**What you are asked to do**
Filter the entries below, keeping every line that has the word "text".

**Information given**
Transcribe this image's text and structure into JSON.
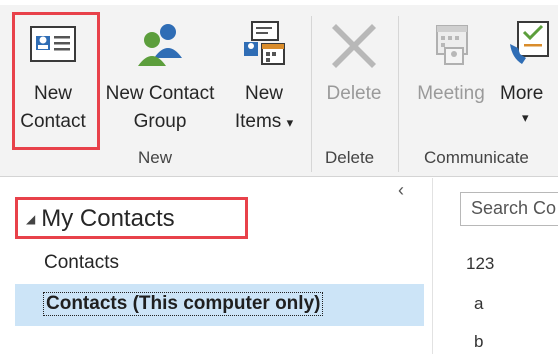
{
  "ribbon": {
    "groups": {
      "new": "New",
      "delete": "Delete",
      "communicate": "Communicate"
    },
    "buttons": {
      "new_contact_line1": "New",
      "new_contact_line2": "Contact",
      "new_contact_group_line1": "New Contact",
      "new_contact_group_line2": "Group",
      "new_items_line1": "New",
      "new_items_line2": "Items",
      "new_items_arrow": "▾",
      "delete": "Delete",
      "meeting": "Meeting",
      "more": "More",
      "more_arrow": "▾"
    }
  },
  "nav": {
    "collapse_glyph": "‹",
    "header": "My Contacts",
    "expand_glyph": "◢",
    "items": [
      "Contacts",
      "Contacts (This computer only)"
    ]
  },
  "list": {
    "search_placeholder": "Search Co",
    "index": [
      "123",
      "a",
      "b"
    ]
  },
  "colors": {
    "highlight": "#e8414a",
    "selection": "#cce4f7",
    "ribbon_bg": "#f3f3f3"
  }
}
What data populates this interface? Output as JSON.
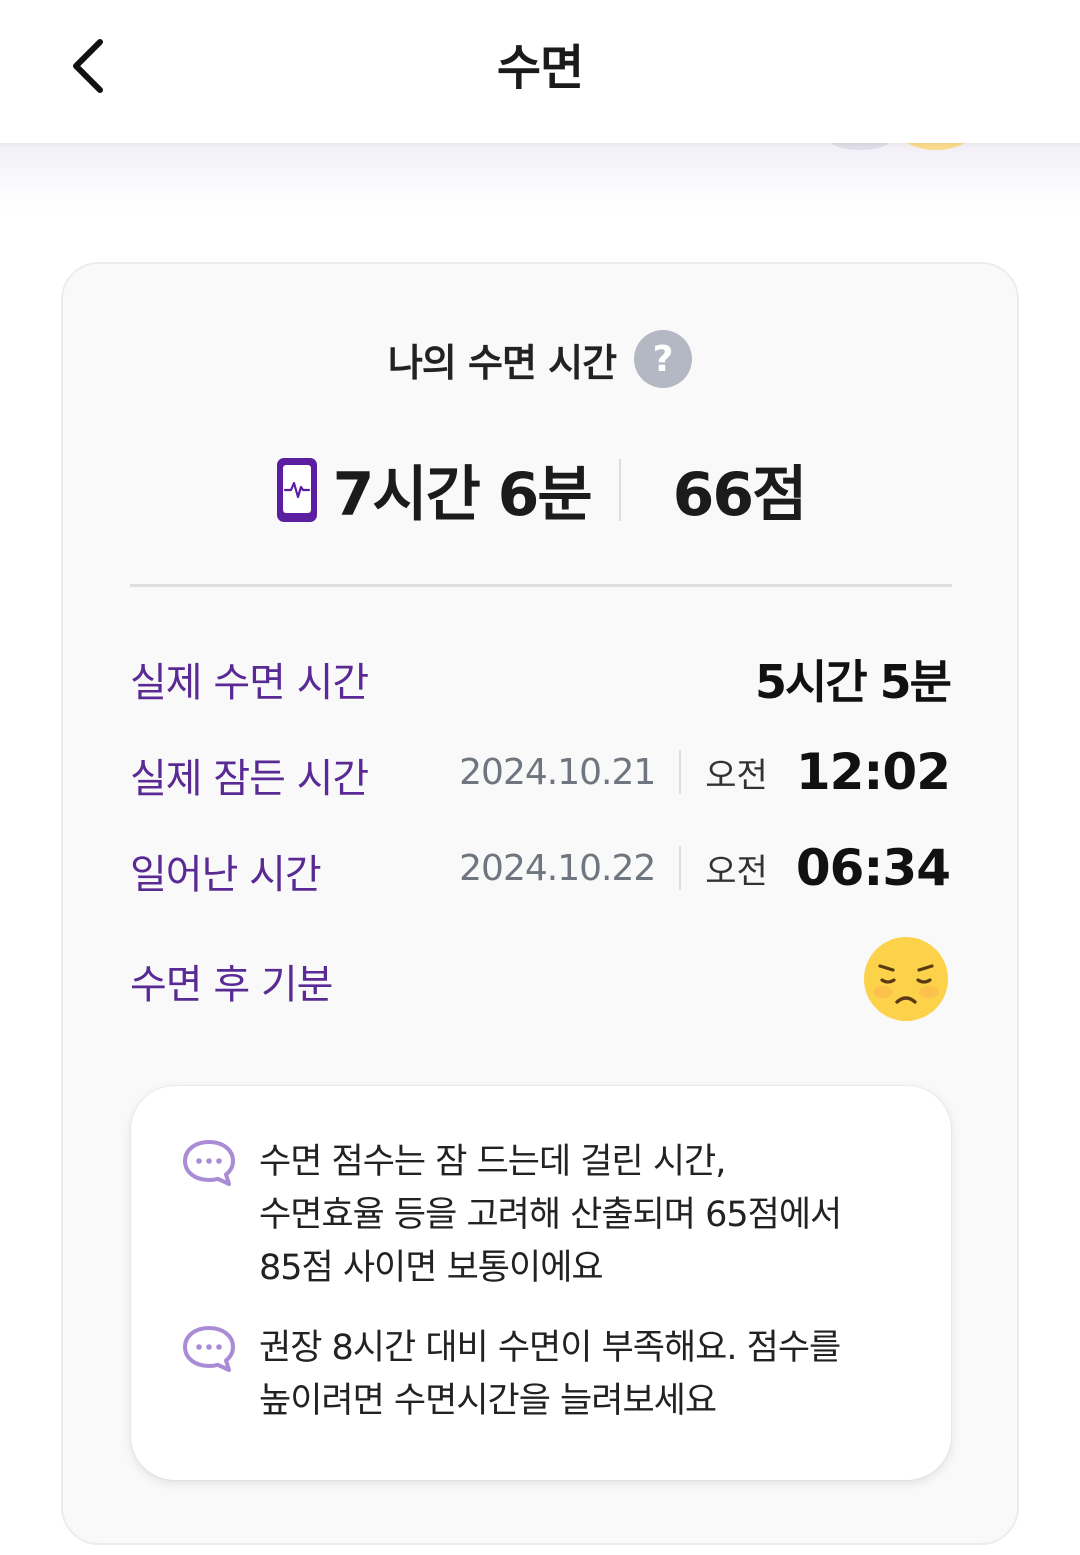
{
  "header": {
    "title": "수면"
  },
  "card": {
    "title": "나의 수면 시간",
    "summary": {
      "duration": "7시간 6분",
      "score": "66점"
    },
    "details": {
      "actual_sleep": {
        "label": "실제 수면 시간",
        "value": "5시간 5분"
      },
      "fell_asleep": {
        "label": "실제 잠든 시간",
        "date": "2024.10.21",
        "ampm": "오전",
        "time": "12:02"
      },
      "woke_up": {
        "label": "일어난 시간",
        "date": "2024.10.22",
        "ampm": "오전",
        "time": "06:34"
      },
      "mood": {
        "label": "수면 후 기분",
        "icon": "sad-face-icon"
      }
    },
    "info": [
      {
        "text": "수면 점수는 잠 드는데 걸린 시간,\n수면효율 등을 고려해 산출되며 65점에서\n85점 사이면 보통이에요"
      },
      {
        "text": "권장 8시간 대비 수면이 부족해요. 점수를\n높이려면 수면시간을 늘려보세요"
      }
    ]
  },
  "colors": {
    "accent_purple": "#5a2a94",
    "phone_icon": "#5b1ea0",
    "chat_icon": "#a98bd6",
    "help_icon": "#b3b8c3",
    "mood_face": "#fcd24a"
  }
}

**Task answer**
Transcribe this image's text and structure into JSON.
        "text": "수면 점수는 잠 드는데 걸린 시간,\n수면효율 등을 고려해 산출되며 65점에서\n85점 사이면 보통이에요"
        "text": "권장 8시간 대비 수면이 부족해요. 점수를\n높이려면 수면시간을 늘려보세요"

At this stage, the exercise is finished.